= ФРАГМЕНТ ДОКУМЕНТА =
● ● ● ● ●
Как живут Иран и Сирия, приписанные Западом к «Оси зла»
В каждом большом городе Ирана есть отель «Арьябарзан». Это имя полководца, защищавшего Персеполис, столицу древнего Ирана, от армии Александра Македонского. Завоевателя знает весь мир, а павшего в бою военачальника помнят только в одной стране. Ницше был прав: историю пишут победители. Совсем недавно в соседней с Ираном стране существовал культ вождя, который в одночасье превратился в преступника и даже окончил дни с петлёй на шее. Потому что не понял, что «ось зла» не то место, где можно спокойно посиживать, свесив ножки.
Иранское руководство упорно не желает почитать Македонского, а продолжает поклоняться своим героям. Что совершенно непонятно счастливцам, густо облепившим «ось добра».
Иран и Сирия остаются на сегодняшний день наибольшей проблемой для архитекторов нового мирового порядка. Обе страны живут в режиме необъявленной блокады уже почти тридцать лет.
Именно тогда Запад ввёл фактическое эмбарго на поставки высокотехнологичного оборудования в Иран и Сирию, до минимума свёл политические и культурные контакты с этими странами. Это обстоятельство не в последнюю очередь сблизило их до степени стратегического партнёрства. По сведениям американской печати, «империя добра» выделила 75 миллионов долларов на текущий год и 108 миллионов – на следующий для «продвижения демократии» в Иран. Сообщается о начале тайных операций, включающих кампании дезинформации и манипуляции на валютном рынке. То и дело происходят «утечки информации» из Пентагона: цель следующего удара – Дамаск. Время от времени называются «точные даты» начала бомбардировок иранских промышленных и военных объектов. В Персидский залив направлена мощная эскадра, включающая авианосные соединения...
● ● ● ● ●
= ТРЕБОВАНИЯ =
**A.** Ответьте по тексту об Иране и Сирии на следующие вопросы:
(i) Что защищал полководец Арьябарзан от армии Александра Македонского?
(ii) Сколько лет Иран и Сирия живут в режиме необъявленной блокады?
(iii) Какую сумму «империя добра» выделила на текущий год для «продвижения демократии» в Иран?
**B.** Объясните по тексту об Иране и Сирии, что сблизило эти две страны до степени стратегического партнёрства.
**C.** Извлеките из текста об Иране и Сирии без изменений отрывок от слов «Как живут Иран» до слов «посиживать, свесив ножки.» включительно.
● ● ● ● ●
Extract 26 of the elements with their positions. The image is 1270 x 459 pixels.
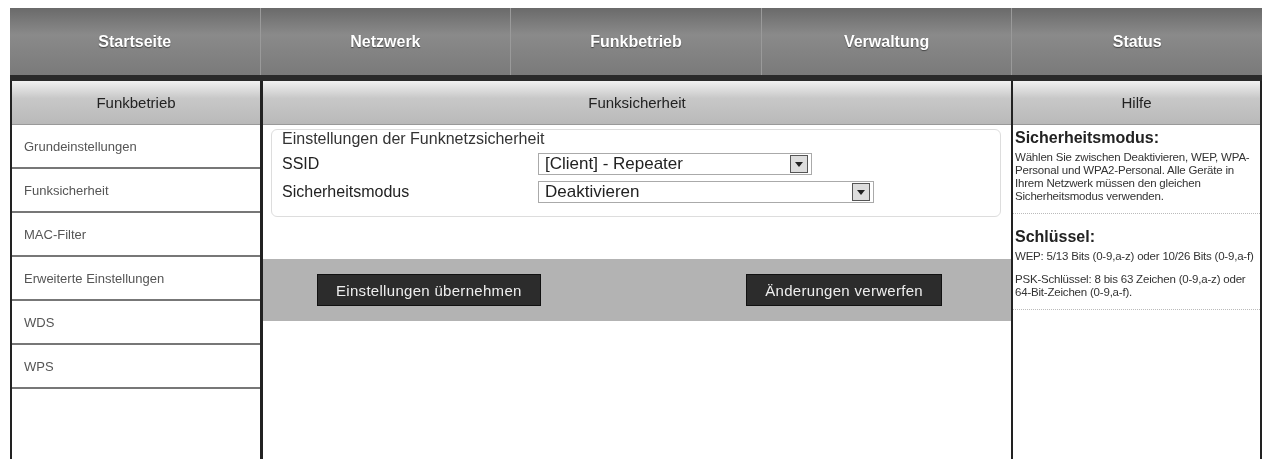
- nav-tab[interactable]: Startseite: [10, 8, 261, 75]
- sidebar-item[interactable]: Erweiterte Einstellungen: [12, 257, 260, 301]
- field-label: Sicherheitsmodus: [282, 183, 411, 201]
- sidebar-item[interactable]: WPS: [12, 345, 260, 389]
- group-title: Einstellungen der Funknetzsicherheit: [282, 130, 545, 148]
- sidebar-item[interactable]: Grundeinstellungen: [12, 125, 260, 169]
- action-button[interactable]: Änderungen verwerfen: [746, 274, 942, 306]
- help-heading: Sicherheitsmodus:: [1015, 129, 1161, 147]
- nav-tab[interactable]: Funkbetrieb: [511, 8, 762, 75]
- sidebar-item[interactable]: WDS: [12, 301, 260, 345]
- sidebar-item[interactable]: Funksicherheit: [12, 169, 260, 213]
- help-text: Wählen Sie zwischen Deaktivieren, WEP, WPA-Personal und WPA2-Personal. Alle Geräte in Ihrem Netzwerk müssen den gleichen Sicherheitsmodus verwenden.: [1015, 151, 1251, 203]
- help-text: PSK-Schlüssel: 8 bis 63 Zeichen (0-9,a-z) oder 64-Bit-Zeichen (0-9,a-f).: [1015, 273, 1247, 299]
- sidebar-item[interactable]: MAC-Filter: [12, 213, 260, 257]
- dropdown[interactable]: Deaktivieren: [538, 181, 874, 203]
- field-label: SSID: [282, 155, 321, 173]
- sidebar-title: Funkbetrieb: [12, 81, 260, 125]
- help-title: Hilfe: [1013, 81, 1260, 125]
- panel-title: Funksicherheit: [263, 81, 1011, 125]
- help-heading: Schlüssel:: [1015, 228, 1097, 246]
- action-button[interactable]: Einstellungen übernehmen: [317, 274, 541, 306]
- help-text: WEP: 5/13 Bits (0-9,a-z) oder 10/26 Bits (0-9,a-f): [1015, 250, 1255, 263]
- nav-tab[interactable]: Verwaltung: [761, 8, 1013, 75]
- nav-tab[interactable]: Netzwerk: [260, 8, 512, 75]
- nav-tab[interactable]: Status: [1012, 8, 1262, 75]
- dropdown[interactable]: [Client] - Repeater: [538, 153, 812, 175]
● ● ● ● ●
= СПИСОК ОТВЕТОВ =
**A.**
(i) Персеполис, столицу древнего Ирана.
(ii) Почти тридцать лет.
(iii) 75 миллионов долларов.

**B.** Их сблизили действия Запада. Он ввёл фактическое эмбарго на поставки высокотехнологичного оборудования в Иран и Сирию и свёл к минимуму политические и культурные контакты с ними.

**C.**
Как живут Иран и Сирия, приписанные Западом к «Оси зла»
В каждом большом городе Ирана есть отель «Арьябарзан». Это имя полководца, защищавшего Персеполис, столицу древнего Ирана, от армии Александра Македонского. Завоевателя знает весь мир, а павшего в бою военачальника помнят только в одной стране. Ницше был прав: историю пишут победители. Совсем недавно в соседней с Ираном стране существовал культ вождя, который в одночасье превратился в преступника и даже окончил дни с петлёй на шее. Потому что не понял, что «ось зла» не то место, где можно спокойно посиживать, свесив ножки.